### DATA
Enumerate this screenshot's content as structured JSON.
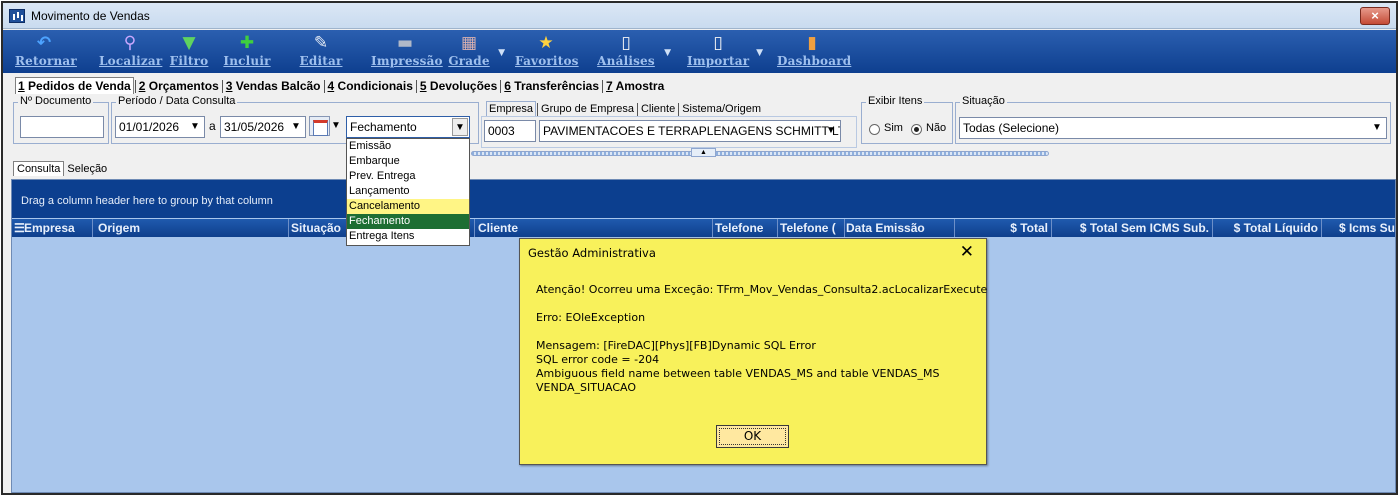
{
  "window": {
    "title": "Movimento de Vendas",
    "close_label": "×"
  },
  "toolbar": [
    {
      "name": "retornar-button",
      "label": "Retornar",
      "icon": "↶",
      "icon_name": "undo-arrow-icon",
      "color": "#4da3ff"
    },
    {
      "name": "localizar-button",
      "label": "Localizar",
      "icon": "⚲",
      "icon_name": "magnifier-icon",
      "color": "#c9a7ff"
    },
    {
      "name": "filtro-button",
      "label": "Filtro",
      "icon": "▼",
      "icon_name": "funnel-icon",
      "color": "#5fd35f"
    },
    {
      "name": "incluir-button",
      "label": "Incluir",
      "icon": "✚",
      "icon_name": "plus-icon",
      "color": "#3fcf3f"
    },
    {
      "name": "editar-button",
      "label": "Editar",
      "icon": "✎",
      "icon_name": "edit-icon",
      "color": "#e6ecf5"
    },
    {
      "name": "impressao-button",
      "label": "Impressão",
      "icon": "▬",
      "icon_name": "printer-icon",
      "color": "#b0b8c8"
    },
    {
      "name": "grade-button",
      "label": "Grade",
      "icon": "▦",
      "icon_name": "grid-icon",
      "color": "#d8b0b0"
    },
    {
      "name": "favoritos-button",
      "label": "Favoritos",
      "icon": "★",
      "icon_name": "star-icon",
      "color": "#ffd23f"
    },
    {
      "name": "analises-button",
      "label": "Análises",
      "icon": "▯",
      "icon_name": "document-icon",
      "color": "#f5f5f5"
    },
    {
      "name": "importar-button",
      "label": "Importar",
      "icon": "▯",
      "icon_name": "import-icon",
      "color": "#f5f5f5"
    },
    {
      "name": "dashboard-button",
      "label": "Dashboard",
      "icon": "▮",
      "icon_name": "bar-chart-icon",
      "color": "#f0a040"
    }
  ],
  "tabs": [
    {
      "key": "1",
      "rest": " Pedidos de Venda"
    },
    {
      "key": "2",
      "rest": " Orçamentos"
    },
    {
      "key": "3",
      "rest": " Vendas Balcão"
    },
    {
      "key": "4",
      "rest": " Condicionais"
    },
    {
      "key": "5",
      "rest": " Devoluções"
    },
    {
      "key": "6",
      "rest": " Transferências"
    },
    {
      "key": "7",
      "rest": " Amostra"
    }
  ],
  "filters": {
    "nro_documento_label": "Nº Documento",
    "nro_documento_value": "",
    "periodo_label": "Período / Data Consulta",
    "date_from": "01/01/2026",
    "date_sep": "a",
    "date_to": "31/05/2026",
    "date_type_selected": "Fechamento",
    "date_type_options": [
      "Emissão",
      "Embarque",
      "Prev. Entrega",
      "Lançamento",
      "Cancelamento",
      "Fechamento",
      "Entrega Itens"
    ],
    "empresa_tabs": [
      "Empresa",
      "Grupo de Empresa",
      "Cliente",
      "Sistema/Origem"
    ],
    "empresa_code": "0003",
    "empresa_name": "PAVIMENTACOES E TERRAPLENAGENS SCHMITT LTI",
    "exibir_itens_label": "Exibir Itens",
    "sim_label": "Sim",
    "nao_label": "Não",
    "situacao_label": "Situação",
    "situacao_value": "Todas (Selecione)"
  },
  "subtabs": [
    "Consulta",
    "Seleção"
  ],
  "grid": {
    "group_hint": "Drag a column header here to group by that column",
    "columns": [
      "Empresa",
      "Origem",
      "Situação",
      "Cliente",
      "Telefone",
      "Telefone (",
      "Data Emissão",
      "$ Total",
      "$ Total Sem ICMS Sub.",
      "$ Total Líquido",
      "$ Icms Su"
    ]
  },
  "dialog": {
    "title": "Gestão Administrativa",
    "close_label": "✕",
    "lines": [
      "Atenção! Ocorreu uma Exceção: TFrm_Mov_Vendas_Consulta2.acLocalizarExecute",
      "",
      "Erro: EOleException",
      "",
      " Mensagem: [FireDAC][Phys][FB]Dynamic SQL Error",
      "SQL error code = -204",
      "Ambiguous field name between table VENDAS_MS and table VENDAS_MS",
      "VENDA_SITUACAO"
    ],
    "ok_label": "OK"
  }
}
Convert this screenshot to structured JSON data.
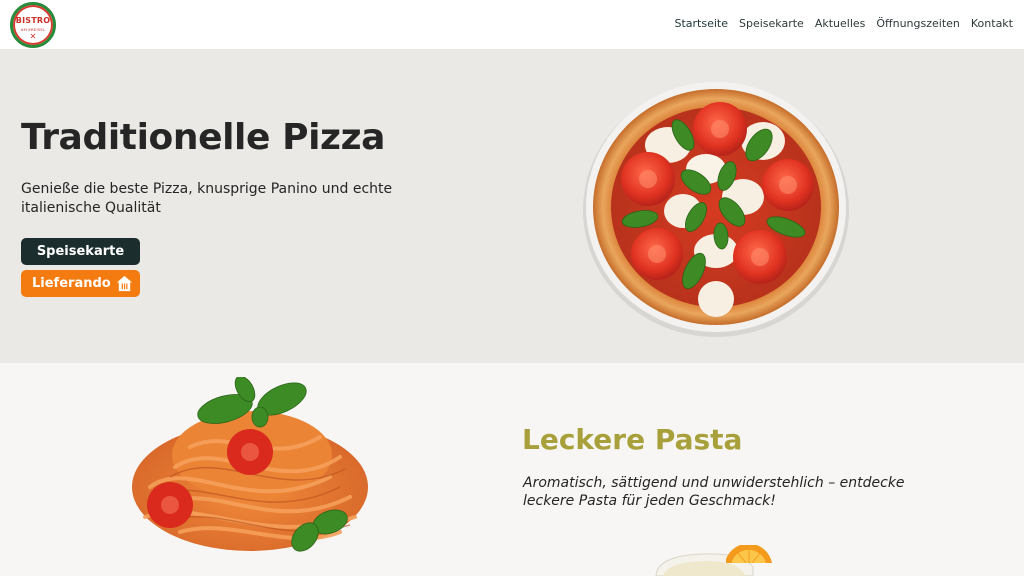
{
  "header": {
    "logo": {
      "top_text": "BISTRO",
      "mid_text": "AM KREISEL",
      "mark": "✕"
    },
    "nav": [
      {
        "label": "Startseite",
        "active": true
      },
      {
        "label": "Speisekarte",
        "active": false
      },
      {
        "label": "Aktuelles",
        "active": false
      },
      {
        "label": "Öffnungszeiten",
        "active": false
      },
      {
        "label": "Kontakt",
        "active": false
      }
    ]
  },
  "hero": {
    "title": "Traditionelle Pizza",
    "text": "Genieße die beste Pizza, knusprige Panino und echte italienische Qualität",
    "buttons": {
      "menu": "Speisekarte",
      "delivery": "Lieferando"
    },
    "image": "pizza-margherita-image"
  },
  "pasta": {
    "title": "Leckere Pasta",
    "text": "Aromatisch, sättigend und unwiderstehlich – entdecke leckere Pasta für jeden Geschmack!",
    "image": "pasta-image"
  },
  "colors": {
    "hero_bg": "#ebe9e6",
    "section_bg": "#f7f6f4",
    "dark_button": "#1b2d2c",
    "orange_button": "#f47b10",
    "pasta_title": "#a8a13b"
  }
}
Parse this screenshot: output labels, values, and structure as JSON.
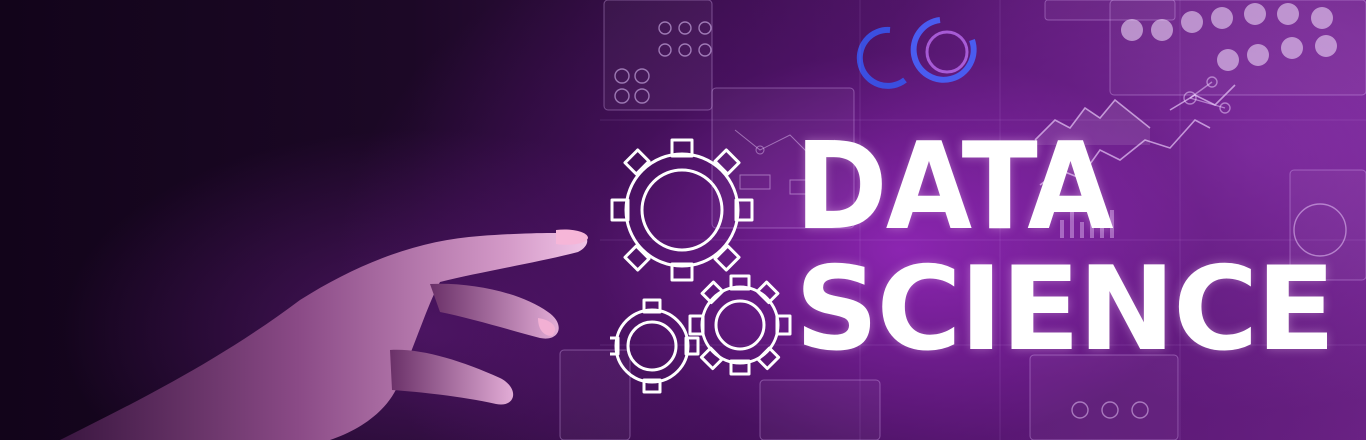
{
  "headline": {
    "line_1": "DATA",
    "line_2": "SCIENCE"
  },
  "icons": {
    "gears": "gears-icon",
    "hand": "pointing-hand",
    "panels": "holographic-panel-icons"
  },
  "colors": {
    "background_dark": "#140618",
    "glow_purple": "#9b2bc4",
    "text": "#ffffff",
    "accent_blue": "#3b4fe0"
  }
}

### SET TASK
Write out exactly the lines from the one that contains "Parse this screenshot: output" through the last line of the data above, both included. Leave every picture out.

### TASK RESULT
Parse this screenshot: output labels, values, and structure as JSON.
{
  "headline": {
    "line_1": "DATA",
    "line_2": "SCIENCE"
  },
  "icons": {
    "gears": "gears-icon",
    "hand": "pointing-hand",
    "panels": "holographic-panel-icons"
  },
  "colors": {
    "background_dark": "#140618",
    "glow_purple": "#9b2bc4",
    "text": "#ffffff",
    "accent_blue": "#3b4fe0"
  }
}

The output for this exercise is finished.